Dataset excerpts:

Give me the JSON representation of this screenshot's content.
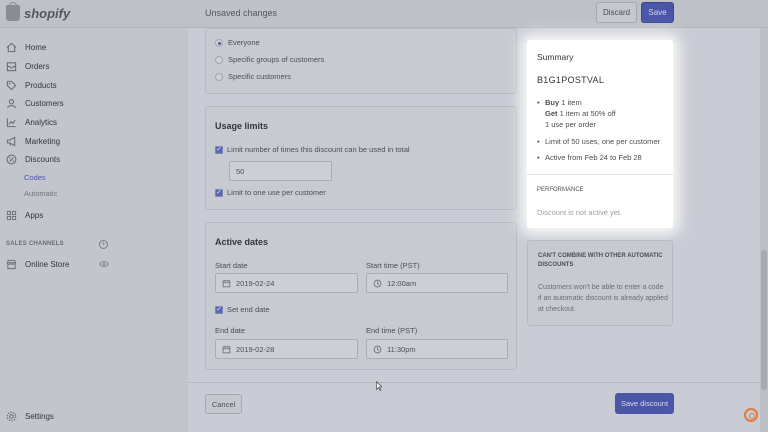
{
  "brand": {
    "name": "shopify"
  },
  "topbar": {
    "title": "Unsaved changes",
    "discard_label": "Discard",
    "save_label": "Save"
  },
  "sidebar": {
    "items": [
      {
        "label": "Home",
        "icon": "home-icon"
      },
      {
        "label": "Orders",
        "icon": "orders-icon"
      },
      {
        "label": "Products",
        "icon": "tag-icon"
      },
      {
        "label": "Customers",
        "icon": "person-icon"
      },
      {
        "label": "Analytics",
        "icon": "chart-icon"
      },
      {
        "label": "Marketing",
        "icon": "megaphone-icon"
      },
      {
        "label": "Discounts",
        "icon": "discount-icon"
      },
      {
        "label": "Apps",
        "icon": "apps-icon"
      }
    ],
    "discount_sub": [
      {
        "label": "Codes"
      },
      {
        "label": "Automatic"
      }
    ],
    "sales_channels_label": "SALES CHANNELS",
    "online_store_label": "Online Store",
    "settings_label": "Settings"
  },
  "eligibility": {
    "options": [
      {
        "label": "Everyone",
        "selected": true
      },
      {
        "label": "Specific groups of customers",
        "selected": false
      },
      {
        "label": "Specific customers",
        "selected": false
      }
    ]
  },
  "usage_limits": {
    "title": "Usage limits",
    "limit_total_label": "Limit number of times this discount can be used in total",
    "limit_total_value": "50",
    "limit_per_customer_label": "Limit to one use per customer"
  },
  "active_dates": {
    "title": "Active dates",
    "start_date_label": "Start date",
    "start_date": "2019-02-24",
    "start_time_label": "Start time (PST)",
    "start_time": "12:00am",
    "set_end_label": "Set end date",
    "end_date_label": "End date",
    "end_date": "2019-02-28",
    "end_time_label": "End time (PST)",
    "end_time": "11:30pm"
  },
  "summary": {
    "title": "Summary",
    "code": "B1G1POSTVAL",
    "buy_label": "Buy",
    "buy_text": "1 item",
    "get_label": "Get",
    "get_text": "1 item at 50% off",
    "use_text": "1 use per order",
    "limit_text": "Limit of 50 uses, one per customer",
    "active_text": "Active from Feb 24 to Feb 28",
    "performance_label": "PERFORMANCE",
    "performance_text": "Discount is not active yet."
  },
  "combine": {
    "title": "CAN'T COMBINE WITH OTHER AUTOMATIC DISCOUNTS",
    "text": "Customers won't be able to enter a code if an automatic discount is already applied at checkout."
  },
  "footer": {
    "cancel_label": "Cancel",
    "save_discount_label": "Save discount"
  },
  "colors": {
    "primary": "#4a56a8",
    "highlight": "#ffffff",
    "accent_badge": "#e07a3a"
  }
}
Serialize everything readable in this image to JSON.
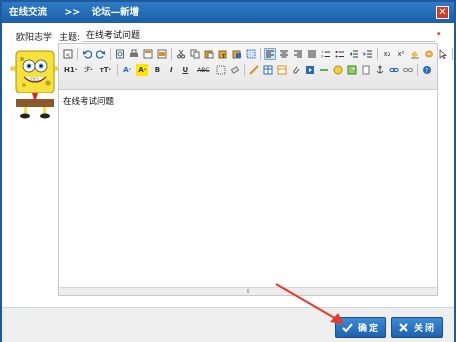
{
  "window": {
    "title_section": "在线交流",
    "separator": ">>",
    "title_page": "论坛—新增",
    "close_glyph": "✕"
  },
  "form": {
    "author_name": "欧阳志学",
    "subject_label": "主题:",
    "subject_value": "在线考试问题",
    "required_mark": "▾"
  },
  "editor": {
    "body_text": "在线考试问题",
    "toolbar": {
      "heading_label": "H1·",
      "font_label": "ℱ·",
      "size_label": "ᴛT·",
      "font_color_label": "A·",
      "highlight_label": "A·",
      "bold": "B",
      "italic": "I",
      "underline": "U",
      "strike": "ABC",
      "superscript": "x²",
      "subscript": "x₂"
    },
    "resize_glyph": "⇕"
  },
  "buttons": {
    "confirm": "确定",
    "close": "关闭"
  },
  "colors": {
    "title_bar": "#1b5fa8",
    "button": "#1e62ac",
    "annotation_arrow": "#e53b2c"
  },
  "icons": [
    "check-icon",
    "x-icon",
    "spongebob-avatar"
  ]
}
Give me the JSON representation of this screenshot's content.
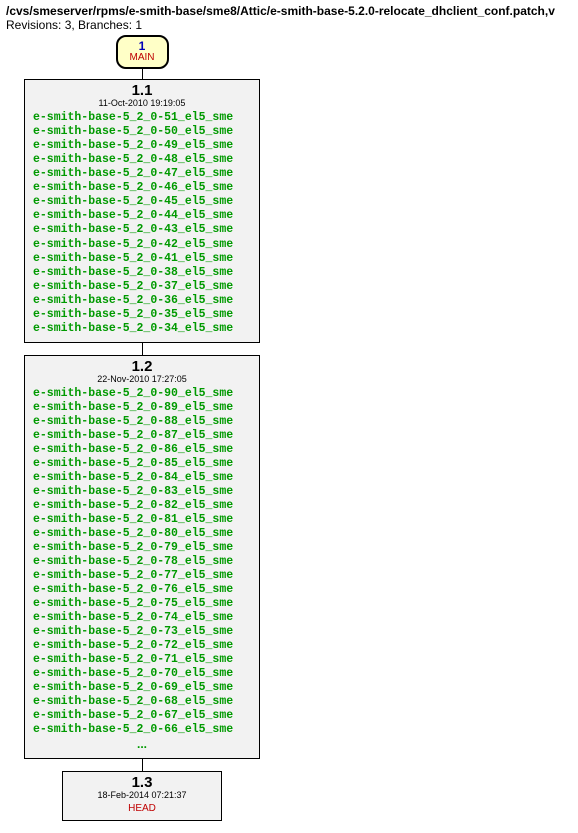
{
  "header": {
    "path": "/cvs/smeserver/rpms/e-smith-base/sme8/Attic/e-smith-base-5.2.0-relocate_dhclient_conf.patch,v",
    "revline": "Revisions: 3, Branches: 1"
  },
  "branch": {
    "number": "1",
    "name": "MAIN"
  },
  "nodes": [
    {
      "rev": "1.1",
      "date": "11-Oct-2010 19:19:05",
      "tags": [
        "e-smith-base-5_2_0-51_el5_sme",
        "e-smith-base-5_2_0-50_el5_sme",
        "e-smith-base-5_2_0-49_el5_sme",
        "e-smith-base-5_2_0-48_el5_sme",
        "e-smith-base-5_2_0-47_el5_sme",
        "e-smith-base-5_2_0-46_el5_sme",
        "e-smith-base-5_2_0-45_el5_sme",
        "e-smith-base-5_2_0-44_el5_sme",
        "e-smith-base-5_2_0-43_el5_sme",
        "e-smith-base-5_2_0-42_el5_sme",
        "e-smith-base-5_2_0-41_el5_sme",
        "e-smith-base-5_2_0-38_el5_sme",
        "e-smith-base-5_2_0-37_el5_sme",
        "e-smith-base-5_2_0-36_el5_sme",
        "e-smith-base-5_2_0-35_el5_sme",
        "e-smith-base-5_2_0-34_el5_sme"
      ],
      "more": "",
      "head": ""
    },
    {
      "rev": "1.2",
      "date": "22-Nov-2010 17:27:05",
      "tags": [
        "e-smith-base-5_2_0-90_el5_sme",
        "e-smith-base-5_2_0-89_el5_sme",
        "e-smith-base-5_2_0-88_el5_sme",
        "e-smith-base-5_2_0-87_el5_sme",
        "e-smith-base-5_2_0-86_el5_sme",
        "e-smith-base-5_2_0-85_el5_sme",
        "e-smith-base-5_2_0-84_el5_sme",
        "e-smith-base-5_2_0-83_el5_sme",
        "e-smith-base-5_2_0-82_el5_sme",
        "e-smith-base-5_2_0-81_el5_sme",
        "e-smith-base-5_2_0-80_el5_sme",
        "e-smith-base-5_2_0-79_el5_sme",
        "e-smith-base-5_2_0-78_el5_sme",
        "e-smith-base-5_2_0-77_el5_sme",
        "e-smith-base-5_2_0-76_el5_sme",
        "e-smith-base-5_2_0-75_el5_sme",
        "e-smith-base-5_2_0-74_el5_sme",
        "e-smith-base-5_2_0-73_el5_sme",
        "e-smith-base-5_2_0-72_el5_sme",
        "e-smith-base-5_2_0-71_el5_sme",
        "e-smith-base-5_2_0-70_el5_sme",
        "e-smith-base-5_2_0-69_el5_sme",
        "e-smith-base-5_2_0-68_el5_sme",
        "e-smith-base-5_2_0-67_el5_sme",
        "e-smith-base-5_2_0-66_el5_sme"
      ],
      "more": "...",
      "head": ""
    },
    {
      "rev": "1.3",
      "date": "18-Feb-2014 07:21:37",
      "tags": [],
      "more": "",
      "head": "HEAD"
    }
  ]
}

### Required task:
Among the entries above, how many lines include the word "在线考试问题"? Give the number with no comment.

### Output for this task:
2